_What you are asked to do:_
Quote each line of the material verbatim, without the pictures.

_Records shown:_
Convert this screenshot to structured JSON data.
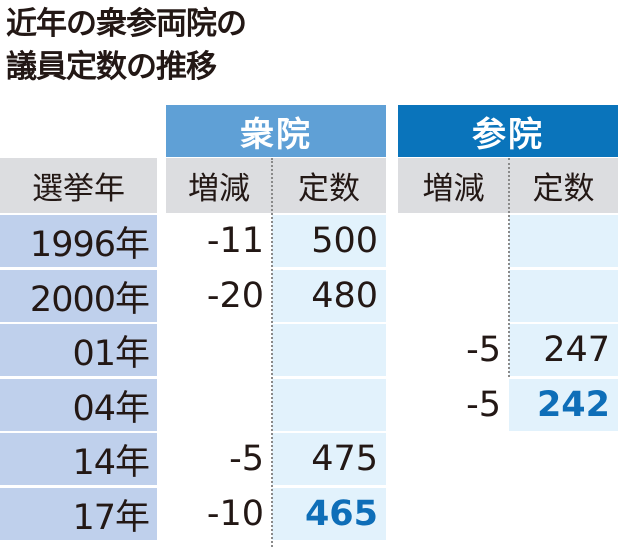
{
  "title": {
    "line1": "近年の衆参両院の",
    "line2": "議員定数の推移"
  },
  "headers": {
    "shugiin": "衆院",
    "sangiin": "参院",
    "year": "選挙年",
    "change": "増減",
    "count": "定数"
  },
  "colors": {
    "shugiin_header": "#5fa0d6",
    "sangiin_header": "#0a74bb",
    "year_column": "#bfd0ec",
    "count_column": "#e2f2fc",
    "subheader": "#dcdde0",
    "highlight_text": "#0e6eb8"
  },
  "rows": [
    {
      "year": "1996年",
      "shu_change": "-11",
      "shu_count": "500",
      "san_change": "",
      "san_count": ""
    },
    {
      "year": "2000年",
      "shu_change": "-20",
      "shu_count": "480",
      "san_change": "",
      "san_count": ""
    },
    {
      "year": "01年",
      "shu_change": "",
      "shu_count": "",
      "san_change": "-5",
      "san_count": "247"
    },
    {
      "year": "04年",
      "shu_change": "",
      "shu_count": "",
      "san_change": "-5",
      "san_count": "242"
    },
    {
      "year": "14年",
      "shu_change": "-5",
      "shu_count": "475",
      "san_change": "",
      "san_count": ""
    },
    {
      "year": "17年",
      "shu_change": "-10",
      "shu_count": "465",
      "san_change": "",
      "san_count": ""
    }
  ],
  "highlighted_values": [
    "242",
    "465"
  ]
}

_Solution to this problem:_
Convert this screenshot to structured JSON data.
{
  "title": {
    "line1": "近年の衆参両院の",
    "line2": "議員定数の推移"
  },
  "headers": {
    "shugiin": "衆院",
    "sangiin": "参院",
    "year": "選挙年",
    "change": "増減",
    "count": "定数"
  },
  "colors": {
    "shugiin_header": "#5fa0d6",
    "sangiin_header": "#0a74bb",
    "year_column": "#bfd0ec",
    "count_column": "#e2f2fc",
    "subheader": "#dcdde0",
    "highlight_text": "#0e6eb8"
  },
  "rows": [
    {
      "year": "1996年",
      "shu_change": "-11",
      "shu_count": "500",
      "san_change": "",
      "san_count": ""
    },
    {
      "year": "2000年",
      "shu_change": "-20",
      "shu_count": "480",
      "san_change": "",
      "san_count": ""
    },
    {
      "year": "01年",
      "shu_change": "",
      "shu_count": "",
      "san_change": "-5",
      "san_count": "247"
    },
    {
      "year": "04年",
      "shu_change": "",
      "shu_count": "",
      "san_change": "-5",
      "san_count": "242"
    },
    {
      "year": "14年",
      "shu_change": "-5",
      "shu_count": "475",
      "san_change": "",
      "san_count": ""
    },
    {
      "year": "17年",
      "shu_change": "-10",
      "shu_count": "465",
      "san_change": "",
      "san_count": ""
    }
  ],
  "highlighted_values": [
    "242",
    "465"
  ]
}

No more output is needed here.